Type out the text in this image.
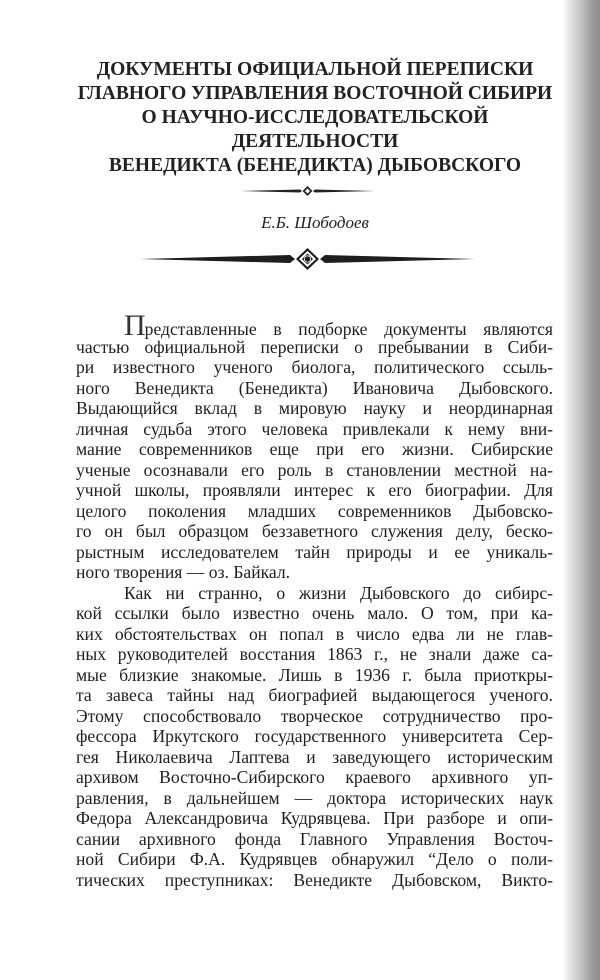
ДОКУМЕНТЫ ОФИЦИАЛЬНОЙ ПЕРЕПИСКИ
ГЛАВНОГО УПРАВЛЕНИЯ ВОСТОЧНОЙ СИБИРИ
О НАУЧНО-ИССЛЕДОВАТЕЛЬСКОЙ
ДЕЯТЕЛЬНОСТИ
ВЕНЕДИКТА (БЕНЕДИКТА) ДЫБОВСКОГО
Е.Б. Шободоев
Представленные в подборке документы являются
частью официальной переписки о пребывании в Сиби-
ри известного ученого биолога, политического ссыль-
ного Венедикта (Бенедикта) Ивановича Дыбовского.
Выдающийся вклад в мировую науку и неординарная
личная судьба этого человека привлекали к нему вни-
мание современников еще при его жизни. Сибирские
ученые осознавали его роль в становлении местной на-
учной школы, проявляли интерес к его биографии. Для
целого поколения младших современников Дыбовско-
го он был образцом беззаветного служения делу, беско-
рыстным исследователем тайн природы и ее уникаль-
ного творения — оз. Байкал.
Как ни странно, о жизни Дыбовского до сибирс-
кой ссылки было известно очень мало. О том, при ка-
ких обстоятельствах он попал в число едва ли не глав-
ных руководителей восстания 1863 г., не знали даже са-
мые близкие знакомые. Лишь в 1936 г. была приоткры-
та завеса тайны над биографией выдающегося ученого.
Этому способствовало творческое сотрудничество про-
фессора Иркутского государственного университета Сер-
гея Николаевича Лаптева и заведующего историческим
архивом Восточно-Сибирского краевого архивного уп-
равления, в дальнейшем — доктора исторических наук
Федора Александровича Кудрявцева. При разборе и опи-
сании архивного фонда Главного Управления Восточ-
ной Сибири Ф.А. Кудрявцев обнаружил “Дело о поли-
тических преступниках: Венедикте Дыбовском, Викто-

• _WRITTEN PROBLEM_: Reproduce the records verbatim, omitting all images they contain.

• _OUTPUT_:
Type out the text in this image.
ДОКУМЕНТЫ ОФИЦИАЛЬНОЙ ПЕРЕПИСКИ
ГЛАВНОГО УПРАВЛЕНИЯ ВОСТОЧНОЙ СИБИРИ
О НАУЧНО-ИССЛЕДОВАТЕЛЬСКОЙ
ДЕЯТЕЛЬНОСТИ
ВЕНЕДИКТА (БЕНЕДИКТА) ДЫБОВСКОГО
Е.Б. Шободоев
Представленные в подборке документы являются
частью официальной переписки о пребывании в Сиби-
ри известного ученого биолога, политического ссыль-
ного Венедикта (Бенедикта) Ивановича Дыбовского.
Выдающийся вклад в мировую науку и неординарная
личная судьба этого человека привлекали к нему вни-
мание современников еще при его жизни. Сибирские
ученые осознавали его роль в становлении местной на-
учной школы, проявляли интерес к его биографии. Для
целого поколения младших современников Дыбовско-
го он был образцом беззаветного служения делу, беско-
рыстным исследователем тайн природы и ее уникаль-
ного творения — оз. Байкал.
Как ни странно, о жизни Дыбовского до сибирс-
кой ссылки было известно очень мало. О том, при ка-
ких обстоятельствах он попал в число едва ли не глав-
ных руководителей восстания 1863 г., не знали даже са-
мые близкие знакомые. Лишь в 1936 г. была приоткры-
та завеса тайны над биографией выдающегося ученого.
Этому способствовало творческое сотрудничество про-
фессора Иркутского государственного университета Сер-
гея Николаевича Лаптева и заведующего историческим
архивом Восточно-Сибирского краевого архивного уп-
равления, в дальнейшем — доктора исторических наук
Федора Александровича Кудрявцева. При разборе и опи-
сании архивного фонда Главного Управления Восточ-
ной Сибири Ф.А. Кудрявцев обнаружил “Дело о поли-
тических преступниках: Венедикте Дыбовском, Викто-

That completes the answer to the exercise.